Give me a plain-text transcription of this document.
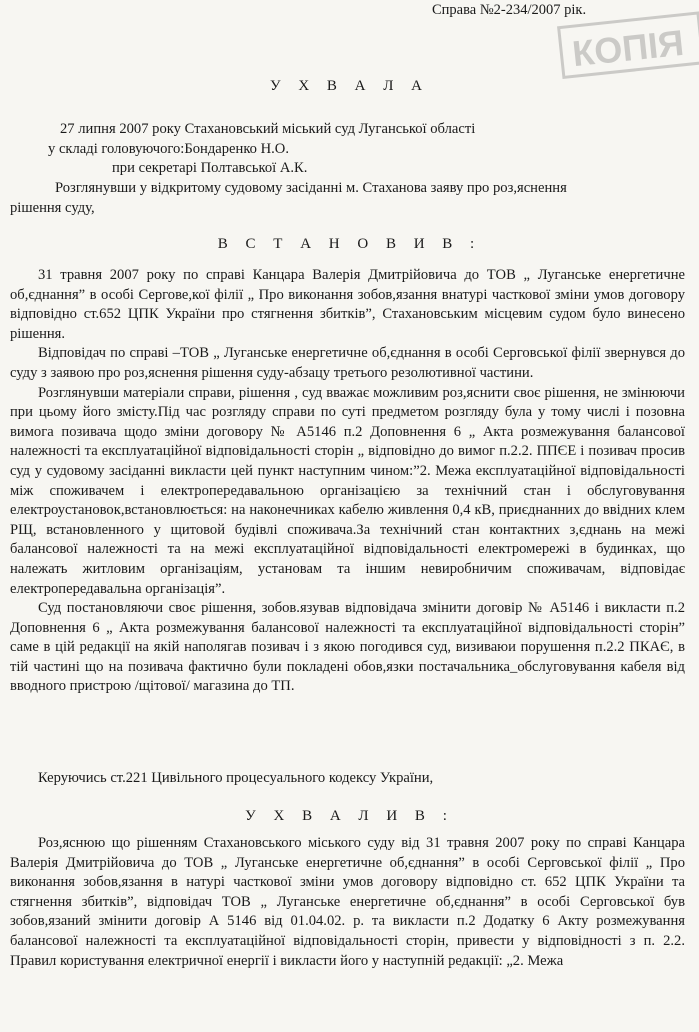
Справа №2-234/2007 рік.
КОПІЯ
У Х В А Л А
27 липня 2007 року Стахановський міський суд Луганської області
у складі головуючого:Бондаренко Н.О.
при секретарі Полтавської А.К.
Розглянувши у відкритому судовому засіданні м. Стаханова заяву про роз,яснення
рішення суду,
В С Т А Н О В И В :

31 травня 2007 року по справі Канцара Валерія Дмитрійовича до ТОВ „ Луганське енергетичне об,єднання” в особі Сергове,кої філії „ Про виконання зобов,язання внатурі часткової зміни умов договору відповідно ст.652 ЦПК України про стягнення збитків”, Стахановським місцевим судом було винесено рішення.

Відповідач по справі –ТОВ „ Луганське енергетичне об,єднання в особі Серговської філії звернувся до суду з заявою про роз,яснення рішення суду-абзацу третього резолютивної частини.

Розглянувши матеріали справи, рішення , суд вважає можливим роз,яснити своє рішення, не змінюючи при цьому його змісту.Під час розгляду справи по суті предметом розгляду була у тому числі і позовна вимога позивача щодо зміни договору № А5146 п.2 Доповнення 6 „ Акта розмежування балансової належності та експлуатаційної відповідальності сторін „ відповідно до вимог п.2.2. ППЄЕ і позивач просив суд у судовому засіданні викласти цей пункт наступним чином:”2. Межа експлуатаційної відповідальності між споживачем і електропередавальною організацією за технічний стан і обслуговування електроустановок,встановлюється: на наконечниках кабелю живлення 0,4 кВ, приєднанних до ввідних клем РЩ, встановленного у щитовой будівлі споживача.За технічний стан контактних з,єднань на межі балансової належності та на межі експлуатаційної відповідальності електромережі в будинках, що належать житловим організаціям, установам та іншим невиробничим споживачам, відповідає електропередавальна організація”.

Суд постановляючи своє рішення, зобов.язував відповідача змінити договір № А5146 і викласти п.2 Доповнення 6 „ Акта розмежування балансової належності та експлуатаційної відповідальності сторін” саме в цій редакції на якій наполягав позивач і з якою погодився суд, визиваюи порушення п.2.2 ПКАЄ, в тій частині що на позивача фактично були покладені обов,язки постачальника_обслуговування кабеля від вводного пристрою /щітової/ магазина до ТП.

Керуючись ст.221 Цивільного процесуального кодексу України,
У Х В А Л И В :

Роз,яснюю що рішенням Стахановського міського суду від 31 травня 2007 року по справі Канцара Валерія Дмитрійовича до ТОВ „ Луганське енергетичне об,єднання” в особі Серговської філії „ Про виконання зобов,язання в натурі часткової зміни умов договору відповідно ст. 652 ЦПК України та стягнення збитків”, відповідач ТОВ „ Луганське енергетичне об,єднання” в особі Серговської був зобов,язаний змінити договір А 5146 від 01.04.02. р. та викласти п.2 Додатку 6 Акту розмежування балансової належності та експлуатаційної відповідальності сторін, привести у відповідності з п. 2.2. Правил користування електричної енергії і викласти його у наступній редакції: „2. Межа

---

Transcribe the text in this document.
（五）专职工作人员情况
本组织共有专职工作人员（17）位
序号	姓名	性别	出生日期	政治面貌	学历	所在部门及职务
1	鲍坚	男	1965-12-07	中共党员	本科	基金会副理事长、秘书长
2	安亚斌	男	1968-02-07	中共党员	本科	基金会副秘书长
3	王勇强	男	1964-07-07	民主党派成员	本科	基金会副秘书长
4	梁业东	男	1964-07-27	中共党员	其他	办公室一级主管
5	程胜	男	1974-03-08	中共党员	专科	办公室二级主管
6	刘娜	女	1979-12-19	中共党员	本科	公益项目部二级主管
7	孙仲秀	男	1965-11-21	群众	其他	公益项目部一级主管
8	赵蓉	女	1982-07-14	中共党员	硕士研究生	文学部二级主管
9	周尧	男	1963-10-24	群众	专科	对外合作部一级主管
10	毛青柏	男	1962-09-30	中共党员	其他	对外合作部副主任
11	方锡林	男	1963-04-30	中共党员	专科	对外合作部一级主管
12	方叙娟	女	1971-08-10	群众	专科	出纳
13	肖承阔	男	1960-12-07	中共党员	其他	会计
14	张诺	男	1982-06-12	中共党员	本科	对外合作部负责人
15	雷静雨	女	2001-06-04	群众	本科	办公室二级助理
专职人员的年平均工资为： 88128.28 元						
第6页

---

Reply with nothing but the number of lines in the data above that contain "对外合作部一级主管".

## Reply to the task
2